What is required: Copy out each line of the material below with no changes.
- - -
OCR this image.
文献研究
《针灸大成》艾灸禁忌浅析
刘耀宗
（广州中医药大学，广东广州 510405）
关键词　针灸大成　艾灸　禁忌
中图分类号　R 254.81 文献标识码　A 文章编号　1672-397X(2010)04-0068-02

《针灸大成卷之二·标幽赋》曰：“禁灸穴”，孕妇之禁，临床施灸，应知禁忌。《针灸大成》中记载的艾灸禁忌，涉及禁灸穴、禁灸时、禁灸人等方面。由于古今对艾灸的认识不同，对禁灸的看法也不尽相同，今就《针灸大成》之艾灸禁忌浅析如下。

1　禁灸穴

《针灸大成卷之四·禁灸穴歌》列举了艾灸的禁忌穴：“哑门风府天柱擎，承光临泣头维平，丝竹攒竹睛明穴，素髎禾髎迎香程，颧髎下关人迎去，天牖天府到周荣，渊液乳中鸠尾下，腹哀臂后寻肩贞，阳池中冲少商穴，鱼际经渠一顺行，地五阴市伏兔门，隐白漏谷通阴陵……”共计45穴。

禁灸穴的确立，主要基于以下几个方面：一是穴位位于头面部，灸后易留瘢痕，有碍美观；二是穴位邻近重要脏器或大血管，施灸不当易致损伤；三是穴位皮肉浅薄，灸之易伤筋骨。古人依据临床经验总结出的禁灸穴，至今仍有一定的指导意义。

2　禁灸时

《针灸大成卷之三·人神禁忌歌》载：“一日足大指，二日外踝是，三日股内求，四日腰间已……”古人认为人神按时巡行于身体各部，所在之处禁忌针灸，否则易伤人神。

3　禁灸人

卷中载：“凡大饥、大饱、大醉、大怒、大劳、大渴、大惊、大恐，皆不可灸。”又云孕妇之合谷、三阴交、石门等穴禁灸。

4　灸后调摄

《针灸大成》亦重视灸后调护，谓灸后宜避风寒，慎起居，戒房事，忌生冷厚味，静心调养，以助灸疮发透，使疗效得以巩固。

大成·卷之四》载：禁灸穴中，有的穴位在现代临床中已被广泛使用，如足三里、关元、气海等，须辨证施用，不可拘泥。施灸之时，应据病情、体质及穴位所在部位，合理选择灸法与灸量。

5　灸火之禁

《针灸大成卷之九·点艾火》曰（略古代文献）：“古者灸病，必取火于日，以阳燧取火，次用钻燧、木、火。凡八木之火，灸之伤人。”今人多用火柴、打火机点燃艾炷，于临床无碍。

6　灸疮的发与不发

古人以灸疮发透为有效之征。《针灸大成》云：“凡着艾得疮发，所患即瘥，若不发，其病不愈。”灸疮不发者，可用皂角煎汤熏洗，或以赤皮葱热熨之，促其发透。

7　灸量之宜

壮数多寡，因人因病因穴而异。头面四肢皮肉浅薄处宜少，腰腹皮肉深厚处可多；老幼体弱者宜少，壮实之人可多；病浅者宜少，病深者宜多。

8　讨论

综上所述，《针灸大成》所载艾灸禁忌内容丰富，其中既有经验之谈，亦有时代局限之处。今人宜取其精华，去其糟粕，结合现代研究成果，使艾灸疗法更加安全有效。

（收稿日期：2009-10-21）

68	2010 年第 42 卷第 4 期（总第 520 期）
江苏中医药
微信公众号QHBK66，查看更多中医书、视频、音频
- - -
Response to the exercise:
OCR this image.
文献研究
《针灸大成》艾灸禁忌浅析
刘耀宗
（广州中医药大学，广东广州 510405）
关键词　针灸大成　艾灸　禁忌
中图分类号　R 254.81 文献标识码　A 文章编号　1672-397X(2010)04-0068-02

《针灸大成卷之二·标幽赋》曰：“禁灸穴”，孕妇之禁，临床施灸，应知禁忌。《针灸大成》中记载的艾灸禁忌，涉及禁灸穴、禁灸时、禁灸人等方面。由于古今对艾灸的认识不同，对禁灸的看法也不尽相同，今就《针灸大成》之艾灸禁忌浅析如下。

1　禁灸穴

《针灸大成卷之四·禁灸穴歌》列举了艾灸的禁忌穴：“哑门风府天柱擎，承光临泣头维平，丝竹攒竹睛明穴，素髎禾髎迎香程，颧髎下关人迎去，天牖天府到周荣，渊液乳中鸠尾下，腹哀臂后寻肩贞，阳池中冲少商穴，鱼际经渠一顺行，地五阴市伏兔门，隐白漏谷通阴陵……”共计45穴。

禁灸穴的确立，主要基于以下几个方面：一是穴位位于头面部，灸后易留瘢痕，有碍美观；二是穴位邻近重要脏器或大血管，施灸不当易致损伤；三是穴位皮肉浅薄，灸之易伤筋骨。古人依据临床经验总结出的禁灸穴，至今仍有一定的指导意义。

2　禁灸时

《针灸大成卷之三·人神禁忌歌》载：“一日足大指，二日外踝是，三日股内求，四日腰间已……”古人认为人神按时巡行于身体各部，所在之处禁忌针灸，否则易伤人神。

3　禁灸人

卷中载：“凡大饥、大饱、大醉、大怒、大劳、大渴、大惊、大恐，皆不可灸。”又云孕妇之合谷、三阴交、石门等穴禁灸。

4　灸后调摄

《针灸大成》亦重视灸后调护，谓灸后宜避风寒，慎起居，戒房事，忌生冷厚味，静心调养，以助灸疮发透，使疗效得以巩固。

大成·卷之四》载：禁灸穴中，有的穴位在现代临床中已被广泛使用，如足三里、关元、气海等，须辨证施用，不可拘泥。施灸之时，应据病情、体质及穴位所在部位，合理选择灸法与灸量。

5　灸火之禁

《针灸大成卷之九·点艾火》曰（略古代文献）：“古者灸病，必取火于日，以阳燧取火，次用钻燧、木、火。凡八木之火，灸之伤人。”今人多用火柴、打火机点燃艾炷，于临床无碍。

6　灸疮的发与不发

古人以灸疮发透为有效之征。《针灸大成》云：“凡着艾得疮发，所患即瘥，若不发，其病不愈。”灸疮不发者，可用皂角煎汤熏洗，或以赤皮葱热熨之，促其发透。

7　灸量之宜

壮数多寡，因人因病因穴而异。头面四肢皮肉浅薄处宜少，腰腹皮肉深厚处可多；老幼体弱者宜少，壮实之人可多；病浅者宜少，病深者宜多。

8　讨论

综上所述，《针灸大成》所载艾灸禁忌内容丰富，其中既有经验之谈，亦有时代局限之处。今人宜取其精华，去其糟粕，结合现代研究成果，使艾灸疗法更加安全有效。

（收稿日期：2009-10-21）

68	2010 年第 42 卷第 4 期（总第 520 期）
江苏中医药
微信公众号QHBK66，查看更多中医书、视频、音频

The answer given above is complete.